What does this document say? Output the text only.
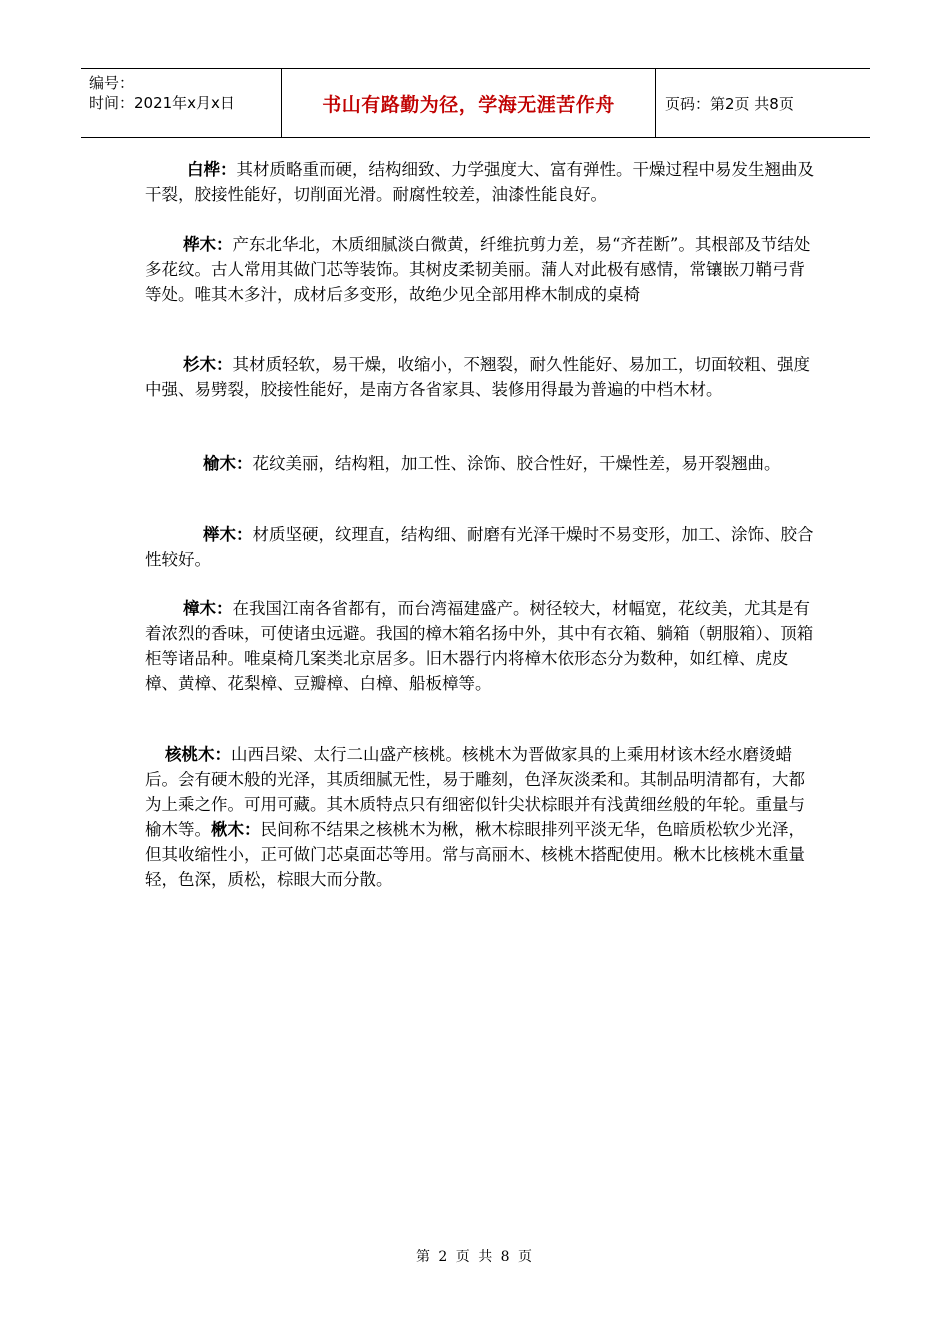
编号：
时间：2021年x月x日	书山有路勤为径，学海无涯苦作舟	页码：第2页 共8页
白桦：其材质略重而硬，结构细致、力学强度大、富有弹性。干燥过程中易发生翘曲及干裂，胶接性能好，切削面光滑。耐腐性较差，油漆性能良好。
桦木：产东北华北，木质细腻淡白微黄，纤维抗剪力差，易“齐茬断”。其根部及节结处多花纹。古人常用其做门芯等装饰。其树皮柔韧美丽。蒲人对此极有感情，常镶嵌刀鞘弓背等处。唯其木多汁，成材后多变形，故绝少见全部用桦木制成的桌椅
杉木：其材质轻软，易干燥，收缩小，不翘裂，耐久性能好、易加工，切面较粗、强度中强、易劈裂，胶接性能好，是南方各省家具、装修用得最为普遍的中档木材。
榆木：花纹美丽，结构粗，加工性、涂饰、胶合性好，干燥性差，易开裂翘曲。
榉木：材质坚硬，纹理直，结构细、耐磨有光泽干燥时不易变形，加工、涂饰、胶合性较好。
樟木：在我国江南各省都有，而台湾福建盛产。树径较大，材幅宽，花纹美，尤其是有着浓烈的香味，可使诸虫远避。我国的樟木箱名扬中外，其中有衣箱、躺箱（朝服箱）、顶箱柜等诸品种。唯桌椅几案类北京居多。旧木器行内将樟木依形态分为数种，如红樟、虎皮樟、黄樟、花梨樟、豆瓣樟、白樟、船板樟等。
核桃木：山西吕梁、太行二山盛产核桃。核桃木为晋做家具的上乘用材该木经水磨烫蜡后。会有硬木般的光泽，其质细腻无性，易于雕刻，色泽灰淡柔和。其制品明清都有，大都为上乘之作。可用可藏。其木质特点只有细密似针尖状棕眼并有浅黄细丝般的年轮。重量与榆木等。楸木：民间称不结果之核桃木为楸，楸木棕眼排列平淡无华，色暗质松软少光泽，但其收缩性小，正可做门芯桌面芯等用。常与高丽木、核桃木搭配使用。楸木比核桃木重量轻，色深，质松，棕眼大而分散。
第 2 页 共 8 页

REQUEST: Pull out all lines from the listing that contain the string "胶接性能好".

TASK RESULT:
白桦：其材质略重而硬，结构细致、力学强度大、富有弹性。干燥过程中易发生翘曲及干裂，胶接性能好，切削面光滑。耐腐性较差，油漆性能良好。
杉木：其材质轻软，易干燥，收缩小，不翘裂，耐久性能好、易加工，切面较粗、强度中强、易劈裂，胶接性能好，是南方各省家具、装修用得最为普遍的中档木材。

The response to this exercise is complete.